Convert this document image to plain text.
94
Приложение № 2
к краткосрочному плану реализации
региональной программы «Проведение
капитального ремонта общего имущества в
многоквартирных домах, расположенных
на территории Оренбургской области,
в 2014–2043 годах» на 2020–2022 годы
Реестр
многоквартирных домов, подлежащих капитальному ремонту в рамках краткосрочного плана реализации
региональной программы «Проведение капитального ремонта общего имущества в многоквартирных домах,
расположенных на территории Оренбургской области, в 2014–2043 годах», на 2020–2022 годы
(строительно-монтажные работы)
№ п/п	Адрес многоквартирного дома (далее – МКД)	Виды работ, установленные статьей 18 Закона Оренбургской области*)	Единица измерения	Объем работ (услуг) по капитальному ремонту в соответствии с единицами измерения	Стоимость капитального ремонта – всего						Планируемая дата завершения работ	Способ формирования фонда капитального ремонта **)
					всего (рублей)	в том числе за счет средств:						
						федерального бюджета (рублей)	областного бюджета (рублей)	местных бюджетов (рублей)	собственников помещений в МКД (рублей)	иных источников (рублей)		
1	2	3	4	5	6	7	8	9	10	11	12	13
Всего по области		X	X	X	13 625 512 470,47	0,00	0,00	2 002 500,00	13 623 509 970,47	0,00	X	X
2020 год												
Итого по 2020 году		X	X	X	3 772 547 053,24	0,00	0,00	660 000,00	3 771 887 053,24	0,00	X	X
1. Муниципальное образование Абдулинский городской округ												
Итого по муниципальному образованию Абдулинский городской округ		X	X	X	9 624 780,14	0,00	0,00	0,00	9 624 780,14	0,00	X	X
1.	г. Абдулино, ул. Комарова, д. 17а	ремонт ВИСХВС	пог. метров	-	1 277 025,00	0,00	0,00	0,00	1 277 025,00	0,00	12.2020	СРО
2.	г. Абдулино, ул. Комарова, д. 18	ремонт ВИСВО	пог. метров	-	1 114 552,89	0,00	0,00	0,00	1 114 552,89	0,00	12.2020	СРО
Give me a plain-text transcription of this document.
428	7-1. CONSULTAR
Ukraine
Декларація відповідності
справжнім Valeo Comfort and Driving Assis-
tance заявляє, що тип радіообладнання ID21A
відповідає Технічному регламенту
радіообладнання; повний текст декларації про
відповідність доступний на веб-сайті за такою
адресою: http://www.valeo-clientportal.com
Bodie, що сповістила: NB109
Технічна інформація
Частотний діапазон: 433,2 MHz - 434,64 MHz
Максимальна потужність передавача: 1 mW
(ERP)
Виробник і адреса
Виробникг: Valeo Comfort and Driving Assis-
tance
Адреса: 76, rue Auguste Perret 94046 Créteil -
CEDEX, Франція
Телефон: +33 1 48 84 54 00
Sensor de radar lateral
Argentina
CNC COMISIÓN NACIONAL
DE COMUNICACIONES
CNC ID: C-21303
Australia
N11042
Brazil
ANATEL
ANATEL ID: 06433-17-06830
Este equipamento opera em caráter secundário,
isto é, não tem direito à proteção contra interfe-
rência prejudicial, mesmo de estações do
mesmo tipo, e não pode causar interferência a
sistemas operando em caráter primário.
* * * * *
Instructions to follow
Write out every entry word for word.

Reply
Convert this document image to plain text.
94
Приложение № 2
к краткосрочному плану реализации
региональной программы «Проведение
капитального ремонта общего имущества в
многоквартирных домах, расположенных
на территории Оренбургской области,
в 2014–2043 годах» на 2020–2022 годы
Реестр
многоквартирных домов, подлежащих капитальному ремонту в рамках краткосрочного плана реализации
региональной программы «Проведение капитального ремонта общего имущества в многоквартирных домах,
расположенных на территории Оренбургской области, в 2014–2043 годах», на 2020–2022 годы
(строительно-монтажные работы)
№ п/п	Адрес многоквартирного дома (далее – МКД)	Виды работ, установленные статьей 18 Закона Оренбургской области*)	Единица измерения	Объем работ (услуг) по капитальному ремонту в соответствии с единицами измерения	Стоимость капитального ремонта – всего						Планируемая дата завершения работ	Способ формирования фонда капитального ремонта **)
					всего (рублей)	в том числе за счет средств:						
						федерального бюджета (рублей)	областного бюджета (рублей)	местных бюджетов (рублей)	собственников помещений в МКД (рублей)	иных источников (рублей)		
1	2	3	4	5	6	7	8	9	10	11	12	13
Всего по области		X	X	X	13 625 512 470,47	0,00	0,00	2 002 500,00	13 623 509 970,47	0,00	X	X
2020 год												
Итого по 2020 году		X	X	X	3 772 547 053,24	0,00	0,00	660 000,00	3 771 887 053,24	0,00	X	X
1. Муниципальное образование Абдулинский городской округ												
Итого по муниципальному образованию Абдулинский городской округ		X	X	X	9 624 780,14	0,00	0,00	0,00	9 624 780,14	0,00	X	X
1.	г. Абдулино, ул. Комарова, д. 17а	ремонт ВИСХВС	пог. метров	-	1 277 025,00	0,00	0,00	0,00	1 277 025,00	0,00	12.2020	СРО
2.	г. Абдулино, ул. Комарова, д. 18	ремонт ВИСВО	пог. метров	-	1 114 552,89	0,00	0,00	0,00	1 114 552,89	0,00	12.2020	СРО
Give me a plain-text transcription of this document.
428	7-1. CONSULTAR
Ukraine
Декларація відповідності
справжнім Valeo Comfort and Driving Assis-
tance заявляє, що тип радіообладнання ID21A
відповідає Технічному регламенту
радіообладнання; повний текст декларації про
відповідність доступний на веб-сайті за такою
адресою: http://www.valeo-clientportal.com
Bodie, що сповістила: NB109
Технічна інформація
Частотний діапазон: 433,2 MHz - 434,64 MHz
Максимальна потужність передавача: 1 mW
(ERP)
Виробник і адреса
Виробникг: Valeo Comfort and Driving Assis-
tance
Адреса: 76, rue Auguste Perret 94046 Créteil -
CEDEX, Франція
Телефон: +33 1 48 84 54 00
Sensor de radar lateral
Argentina
CNC COMISIÓN NACIONAL
DE COMUNICACIONES
CNC ID: C-21303
Australia
N11042
Brazil
ANATEL
ANATEL ID: 06433-17-06830
Este equipamento opera em caráter secundário,
isto é, não tem direito à proteção contra interfe-
rência prejudicial, mesmo de estações do
mesmo tipo, e não pode causar interferência a
sistemas operando em caráter primário.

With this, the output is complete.